AVAILABLE RECORDS
────────────────────────────────────────
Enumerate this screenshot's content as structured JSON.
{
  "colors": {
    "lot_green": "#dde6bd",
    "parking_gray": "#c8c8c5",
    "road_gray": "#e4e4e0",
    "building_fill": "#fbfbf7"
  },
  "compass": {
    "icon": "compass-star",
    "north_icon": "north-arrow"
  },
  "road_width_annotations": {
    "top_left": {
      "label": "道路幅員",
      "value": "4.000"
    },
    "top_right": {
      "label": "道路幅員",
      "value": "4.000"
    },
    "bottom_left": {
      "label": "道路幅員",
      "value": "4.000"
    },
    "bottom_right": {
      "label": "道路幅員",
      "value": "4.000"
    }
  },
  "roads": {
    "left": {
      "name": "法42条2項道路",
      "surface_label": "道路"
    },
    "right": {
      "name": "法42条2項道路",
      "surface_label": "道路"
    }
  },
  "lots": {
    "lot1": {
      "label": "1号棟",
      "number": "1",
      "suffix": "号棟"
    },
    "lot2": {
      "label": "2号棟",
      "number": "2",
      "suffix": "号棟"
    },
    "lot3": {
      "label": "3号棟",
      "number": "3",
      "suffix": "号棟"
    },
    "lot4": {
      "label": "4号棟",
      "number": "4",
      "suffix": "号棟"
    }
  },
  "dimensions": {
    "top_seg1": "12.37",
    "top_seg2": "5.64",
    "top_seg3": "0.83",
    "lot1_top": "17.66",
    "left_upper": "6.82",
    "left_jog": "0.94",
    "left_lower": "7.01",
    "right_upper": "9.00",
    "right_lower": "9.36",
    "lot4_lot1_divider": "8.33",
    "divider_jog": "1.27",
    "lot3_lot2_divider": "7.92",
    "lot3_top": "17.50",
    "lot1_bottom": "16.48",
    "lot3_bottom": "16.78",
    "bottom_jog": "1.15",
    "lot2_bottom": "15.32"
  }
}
────────────────────────────────────────
TASK BRIEF
Write out all the lines again, exactly as they are.

RESULT OF THIS TASK
Enumerate this screenshot's content as structured JSON.
{
  "colors": {
    "lot_green": "#dde6bd",
    "parking_gray": "#c8c8c5",
    "road_gray": "#e4e4e0",
    "building_fill": "#fbfbf7"
  },
  "compass": {
    "icon": "compass-star",
    "north_icon": "north-arrow"
  },
  "road_width_annotations": {
    "top_left": {
      "label": "道路幅員",
      "value": "4.000"
    },
    "top_right": {
      "label": "道路幅員",
      "value": "4.000"
    },
    "bottom_left": {
      "label": "道路幅員",
      "value": "4.000"
    },
    "bottom_right": {
      "label": "道路幅員",
      "value": "4.000"
    }
  },
  "roads": {
    "left": {
      "name": "法42条2項道路",
      "surface_label": "道路"
    },
    "right": {
      "name": "法42条2項道路",
      "surface_label": "道路"
    }
  },
  "lots": {
    "lot1": {
      "label": "1号棟",
      "number": "1",
      "suffix": "号棟"
    },
    "lot2": {
      "label": "2号棟",
      "number": "2",
      "suffix": "号棟"
    },
    "lot3": {
      "label": "3号棟",
      "number": "3",
      "suffix": "号棟"
    },
    "lot4": {
      "label": "4号棟",
      "number": "4",
      "suffix": "号棟"
    }
  },
  "dimensions": {
    "top_seg1": "12.37",
    "top_seg2": "5.64",
    "top_seg3": "0.83",
    "lot1_top": "17.66",
    "left_upper": "6.82",
    "left_jog": "0.94",
    "left_lower": "7.01",
    "right_upper": "9.00",
    "right_lower": "9.36",
    "lot4_lot1_divider": "8.33",
    "divider_jog": "1.27",
    "lot3_lot2_divider": "7.92",
    "lot3_top": "17.50",
    "lot1_bottom": "16.48",
    "lot3_bottom": "16.78",
    "bottom_jog": "1.15",
    "lot2_bottom": "15.32"
  }
}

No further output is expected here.